**RECORDS PROVIDED**
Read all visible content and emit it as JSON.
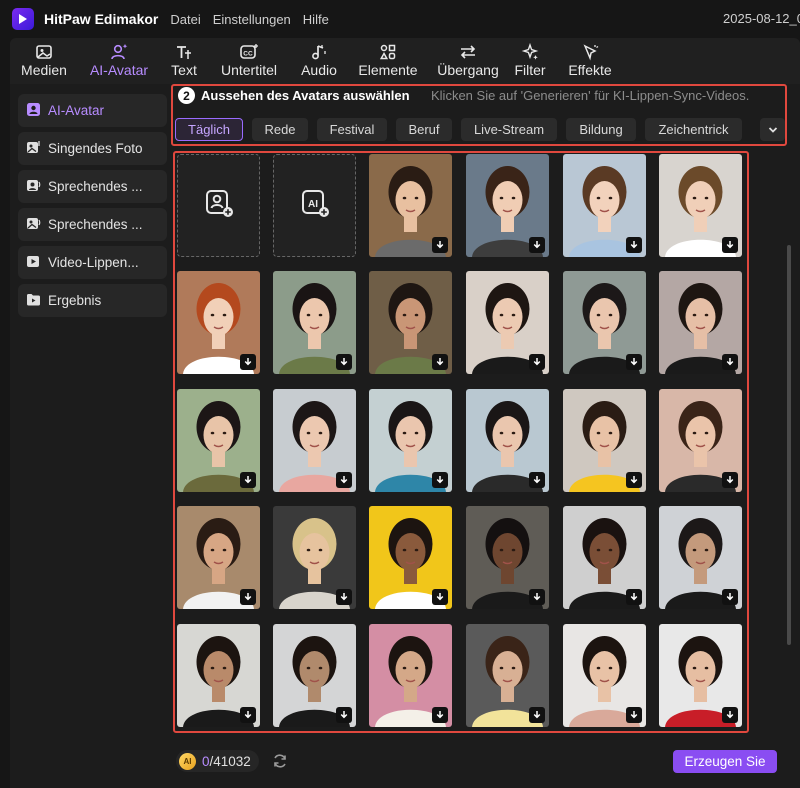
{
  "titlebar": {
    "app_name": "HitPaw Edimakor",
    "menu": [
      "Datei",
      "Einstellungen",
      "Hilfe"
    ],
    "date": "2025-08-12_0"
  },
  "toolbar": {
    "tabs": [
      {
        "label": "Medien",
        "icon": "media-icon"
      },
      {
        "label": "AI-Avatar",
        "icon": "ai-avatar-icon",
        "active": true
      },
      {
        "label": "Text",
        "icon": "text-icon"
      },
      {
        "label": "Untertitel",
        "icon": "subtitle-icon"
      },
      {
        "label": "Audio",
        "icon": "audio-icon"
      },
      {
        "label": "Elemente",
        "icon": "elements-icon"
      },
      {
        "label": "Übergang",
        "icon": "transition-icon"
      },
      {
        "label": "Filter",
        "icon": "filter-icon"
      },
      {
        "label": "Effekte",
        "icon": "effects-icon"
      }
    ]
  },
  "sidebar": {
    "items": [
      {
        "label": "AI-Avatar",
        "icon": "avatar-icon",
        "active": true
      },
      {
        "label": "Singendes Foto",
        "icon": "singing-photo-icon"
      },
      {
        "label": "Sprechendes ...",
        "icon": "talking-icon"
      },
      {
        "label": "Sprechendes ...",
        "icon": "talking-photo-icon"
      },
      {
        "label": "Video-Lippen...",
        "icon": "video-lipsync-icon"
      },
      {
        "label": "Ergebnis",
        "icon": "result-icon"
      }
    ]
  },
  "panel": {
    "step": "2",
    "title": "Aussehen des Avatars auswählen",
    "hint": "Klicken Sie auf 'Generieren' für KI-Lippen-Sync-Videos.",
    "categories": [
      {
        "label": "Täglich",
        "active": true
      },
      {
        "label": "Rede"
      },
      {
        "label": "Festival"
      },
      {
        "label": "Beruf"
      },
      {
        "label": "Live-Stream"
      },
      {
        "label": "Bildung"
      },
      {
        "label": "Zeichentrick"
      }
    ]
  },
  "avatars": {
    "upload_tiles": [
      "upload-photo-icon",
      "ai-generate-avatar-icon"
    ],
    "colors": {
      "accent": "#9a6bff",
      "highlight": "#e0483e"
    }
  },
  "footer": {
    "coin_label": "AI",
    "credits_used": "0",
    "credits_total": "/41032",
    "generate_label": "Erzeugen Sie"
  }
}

**PROBLEM TO SOLVE**
Your job is to transcribe the entries above exactly; skip the pictures.

**FULL SOLUTION**
Read all visible content and emit it as JSON.
{
  "titlebar": {
    "app_name": "HitPaw Edimakor",
    "menu": [
      "Datei",
      "Einstellungen",
      "Hilfe"
    ],
    "date": "2025-08-12_0"
  },
  "toolbar": {
    "tabs": [
      {
        "label": "Medien",
        "icon": "media-icon"
      },
      {
        "label": "AI-Avatar",
        "icon": "ai-avatar-icon",
        "active": true
      },
      {
        "label": "Text",
        "icon": "text-icon"
      },
      {
        "label": "Untertitel",
        "icon": "subtitle-icon"
      },
      {
        "label": "Audio",
        "icon": "audio-icon"
      },
      {
        "label": "Elemente",
        "icon": "elements-icon"
      },
      {
        "label": "Übergang",
        "icon": "transition-icon"
      },
      {
        "label": "Filter",
        "icon": "filter-icon"
      },
      {
        "label": "Effekte",
        "icon": "effects-icon"
      }
    ]
  },
  "sidebar": {
    "items": [
      {
        "label": "AI-Avatar",
        "icon": "avatar-icon",
        "active": true
      },
      {
        "label": "Singendes Foto",
        "icon": "singing-photo-icon"
      },
      {
        "label": "Sprechendes ...",
        "icon": "talking-icon"
      },
      {
        "label": "Sprechendes ...",
        "icon": "talking-photo-icon"
      },
      {
        "label": "Video-Lippen...",
        "icon": "video-lipsync-icon"
      },
      {
        "label": "Ergebnis",
        "icon": "result-icon"
      }
    ]
  },
  "panel": {
    "step": "2",
    "title": "Aussehen des Avatars auswählen",
    "hint": "Klicken Sie auf 'Generieren' für KI-Lippen-Sync-Videos.",
    "categories": [
      {
        "label": "Täglich",
        "active": true
      },
      {
        "label": "Rede"
      },
      {
        "label": "Festival"
      },
      {
        "label": "Beruf"
      },
      {
        "label": "Live-Stream"
      },
      {
        "label": "Bildung"
      },
      {
        "label": "Zeichentrick"
      }
    ]
  },
  "avatars": {
    "upload_tiles": [
      "upload-photo-icon",
      "ai-generate-avatar-icon"
    ],
    "colors": {
      "accent": "#9a6bff",
      "highlight": "#e0483e"
    }
  },
  "footer": {
    "coin_label": "AI",
    "credits_used": "0",
    "credits_total": "/41032",
    "generate_label": "Erzeugen Sie"
  }
}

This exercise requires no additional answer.